(Collected data entries)
----
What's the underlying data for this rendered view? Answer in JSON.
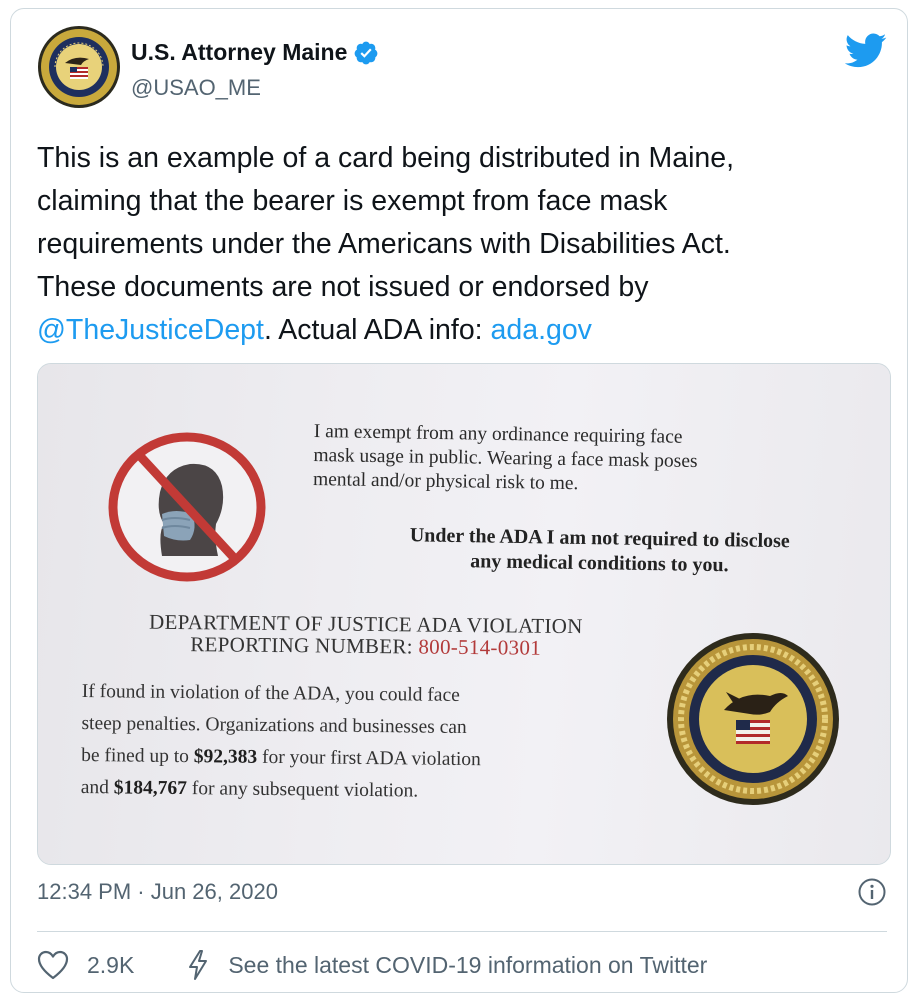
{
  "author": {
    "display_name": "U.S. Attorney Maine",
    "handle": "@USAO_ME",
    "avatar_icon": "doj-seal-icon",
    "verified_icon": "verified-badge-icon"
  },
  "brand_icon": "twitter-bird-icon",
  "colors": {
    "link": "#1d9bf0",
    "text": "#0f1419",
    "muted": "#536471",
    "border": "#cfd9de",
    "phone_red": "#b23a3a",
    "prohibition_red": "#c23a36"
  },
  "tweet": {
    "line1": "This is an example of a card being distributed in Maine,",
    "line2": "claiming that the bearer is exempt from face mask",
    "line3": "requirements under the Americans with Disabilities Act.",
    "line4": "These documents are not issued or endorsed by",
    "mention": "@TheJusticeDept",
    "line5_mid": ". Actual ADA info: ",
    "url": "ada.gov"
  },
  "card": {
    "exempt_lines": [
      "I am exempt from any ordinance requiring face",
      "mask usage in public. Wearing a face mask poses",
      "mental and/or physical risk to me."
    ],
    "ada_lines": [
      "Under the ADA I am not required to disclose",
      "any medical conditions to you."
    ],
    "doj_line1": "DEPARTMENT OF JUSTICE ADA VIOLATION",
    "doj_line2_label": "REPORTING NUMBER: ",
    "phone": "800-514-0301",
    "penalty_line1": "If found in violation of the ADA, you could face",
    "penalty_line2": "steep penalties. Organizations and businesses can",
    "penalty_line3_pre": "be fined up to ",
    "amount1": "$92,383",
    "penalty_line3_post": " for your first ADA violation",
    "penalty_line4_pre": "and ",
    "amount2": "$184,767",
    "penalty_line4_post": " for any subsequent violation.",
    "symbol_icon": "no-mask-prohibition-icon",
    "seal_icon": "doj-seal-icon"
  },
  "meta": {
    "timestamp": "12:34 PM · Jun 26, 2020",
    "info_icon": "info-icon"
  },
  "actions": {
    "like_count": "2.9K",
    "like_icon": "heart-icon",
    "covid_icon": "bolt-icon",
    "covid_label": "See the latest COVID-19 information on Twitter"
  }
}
----
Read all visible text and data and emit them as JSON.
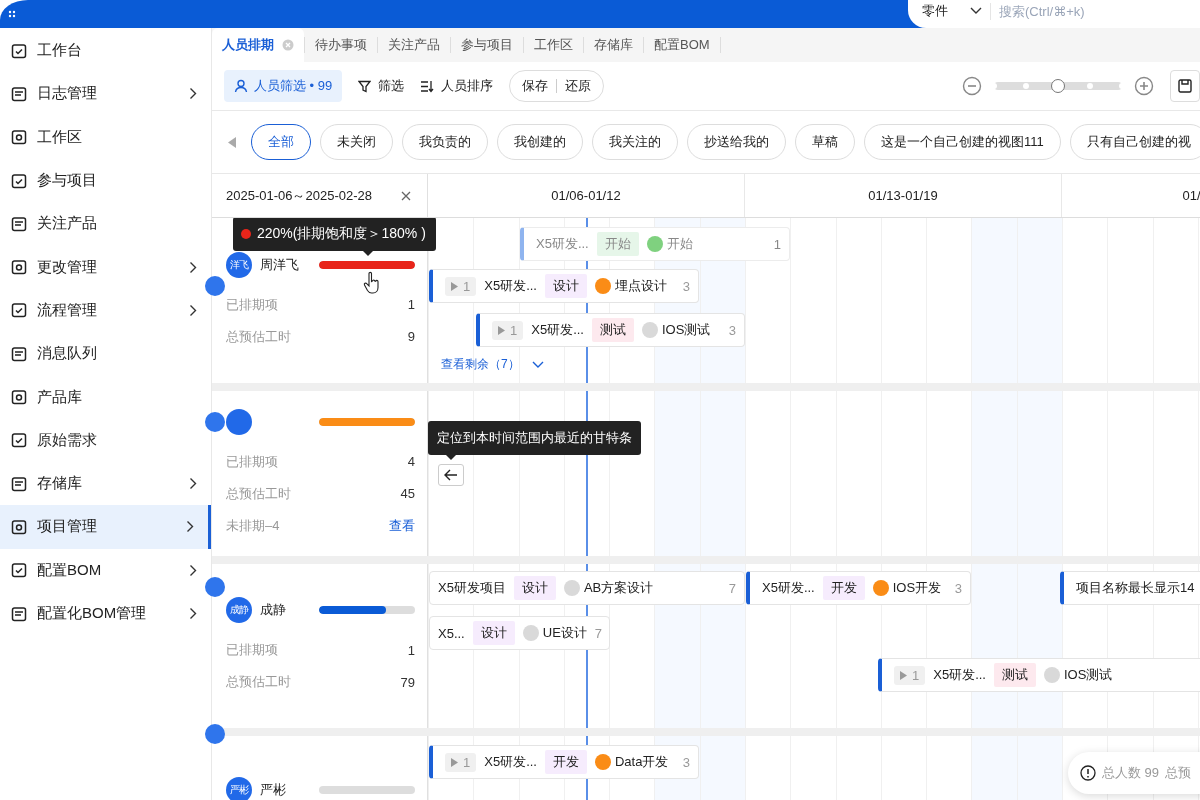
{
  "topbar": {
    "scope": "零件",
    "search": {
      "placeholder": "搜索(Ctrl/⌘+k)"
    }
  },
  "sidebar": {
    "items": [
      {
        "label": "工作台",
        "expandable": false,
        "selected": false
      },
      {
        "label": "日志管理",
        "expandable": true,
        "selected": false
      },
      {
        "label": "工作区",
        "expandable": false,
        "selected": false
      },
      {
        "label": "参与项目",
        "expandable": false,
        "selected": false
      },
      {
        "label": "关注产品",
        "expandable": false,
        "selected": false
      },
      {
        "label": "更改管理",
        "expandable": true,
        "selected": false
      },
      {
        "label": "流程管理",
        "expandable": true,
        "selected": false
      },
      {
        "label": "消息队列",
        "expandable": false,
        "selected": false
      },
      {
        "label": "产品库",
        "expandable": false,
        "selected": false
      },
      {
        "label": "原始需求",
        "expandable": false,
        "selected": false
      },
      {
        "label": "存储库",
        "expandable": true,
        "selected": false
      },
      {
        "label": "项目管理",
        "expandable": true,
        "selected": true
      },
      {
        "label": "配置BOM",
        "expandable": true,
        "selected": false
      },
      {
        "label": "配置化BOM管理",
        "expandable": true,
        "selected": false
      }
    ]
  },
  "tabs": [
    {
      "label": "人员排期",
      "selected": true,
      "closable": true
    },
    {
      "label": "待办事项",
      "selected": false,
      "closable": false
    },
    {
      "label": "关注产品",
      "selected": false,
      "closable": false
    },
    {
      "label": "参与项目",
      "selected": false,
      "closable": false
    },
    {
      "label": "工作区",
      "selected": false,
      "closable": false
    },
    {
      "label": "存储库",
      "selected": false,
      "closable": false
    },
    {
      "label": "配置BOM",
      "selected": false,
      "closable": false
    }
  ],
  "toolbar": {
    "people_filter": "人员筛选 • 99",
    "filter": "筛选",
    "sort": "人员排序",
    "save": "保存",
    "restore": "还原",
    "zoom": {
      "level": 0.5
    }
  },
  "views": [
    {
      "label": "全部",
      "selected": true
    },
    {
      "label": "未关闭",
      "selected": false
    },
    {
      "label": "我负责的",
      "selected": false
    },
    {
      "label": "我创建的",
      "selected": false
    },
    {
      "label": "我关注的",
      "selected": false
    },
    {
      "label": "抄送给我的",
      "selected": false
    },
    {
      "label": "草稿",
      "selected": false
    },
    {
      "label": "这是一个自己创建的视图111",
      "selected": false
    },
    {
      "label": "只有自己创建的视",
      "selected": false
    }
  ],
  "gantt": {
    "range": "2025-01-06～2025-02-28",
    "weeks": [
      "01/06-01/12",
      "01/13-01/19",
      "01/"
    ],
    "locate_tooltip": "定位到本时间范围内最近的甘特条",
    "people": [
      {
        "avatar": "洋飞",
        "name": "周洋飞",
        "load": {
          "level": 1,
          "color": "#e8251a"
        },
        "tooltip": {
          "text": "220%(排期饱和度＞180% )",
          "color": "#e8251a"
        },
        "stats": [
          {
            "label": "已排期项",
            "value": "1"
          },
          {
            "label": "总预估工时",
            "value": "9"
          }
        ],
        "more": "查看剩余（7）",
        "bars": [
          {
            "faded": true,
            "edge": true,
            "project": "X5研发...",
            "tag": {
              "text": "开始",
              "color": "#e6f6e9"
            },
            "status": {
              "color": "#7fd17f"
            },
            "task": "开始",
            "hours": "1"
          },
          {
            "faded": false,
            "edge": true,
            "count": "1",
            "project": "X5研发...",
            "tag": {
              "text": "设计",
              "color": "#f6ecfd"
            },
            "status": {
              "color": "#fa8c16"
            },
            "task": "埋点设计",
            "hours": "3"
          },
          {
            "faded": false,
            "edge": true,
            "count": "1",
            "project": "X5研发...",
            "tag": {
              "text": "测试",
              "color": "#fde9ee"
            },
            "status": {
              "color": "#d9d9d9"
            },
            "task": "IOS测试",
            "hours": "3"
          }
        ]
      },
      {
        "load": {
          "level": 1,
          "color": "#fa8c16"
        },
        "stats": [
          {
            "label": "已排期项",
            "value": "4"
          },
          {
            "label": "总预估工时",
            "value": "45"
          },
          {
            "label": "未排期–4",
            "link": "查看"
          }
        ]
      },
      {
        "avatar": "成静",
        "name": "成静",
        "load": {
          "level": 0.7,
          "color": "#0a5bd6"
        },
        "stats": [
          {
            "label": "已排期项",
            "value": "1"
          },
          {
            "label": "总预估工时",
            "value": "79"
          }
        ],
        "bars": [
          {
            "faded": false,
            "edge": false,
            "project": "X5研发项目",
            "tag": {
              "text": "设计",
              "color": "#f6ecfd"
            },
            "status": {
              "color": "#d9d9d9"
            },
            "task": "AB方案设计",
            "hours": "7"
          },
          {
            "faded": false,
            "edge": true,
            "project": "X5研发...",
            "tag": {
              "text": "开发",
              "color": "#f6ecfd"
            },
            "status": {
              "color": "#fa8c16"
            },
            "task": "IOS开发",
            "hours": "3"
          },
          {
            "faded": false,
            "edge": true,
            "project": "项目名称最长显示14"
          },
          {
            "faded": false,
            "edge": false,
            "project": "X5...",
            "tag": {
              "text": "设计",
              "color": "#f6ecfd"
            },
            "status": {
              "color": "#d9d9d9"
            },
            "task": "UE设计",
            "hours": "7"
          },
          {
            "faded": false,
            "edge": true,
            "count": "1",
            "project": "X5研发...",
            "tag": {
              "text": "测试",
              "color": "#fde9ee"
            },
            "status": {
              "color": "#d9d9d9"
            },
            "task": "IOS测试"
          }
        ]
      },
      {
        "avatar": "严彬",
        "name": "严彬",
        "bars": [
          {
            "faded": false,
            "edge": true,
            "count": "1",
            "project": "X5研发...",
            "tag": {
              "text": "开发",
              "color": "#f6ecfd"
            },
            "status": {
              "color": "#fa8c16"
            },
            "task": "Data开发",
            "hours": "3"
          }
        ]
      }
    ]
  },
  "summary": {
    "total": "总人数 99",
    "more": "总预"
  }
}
----
### DIRECTIVE
Give only the number of lines in the preceding material that contain the string "icon".

### SOLUTION TO THIS TASK
8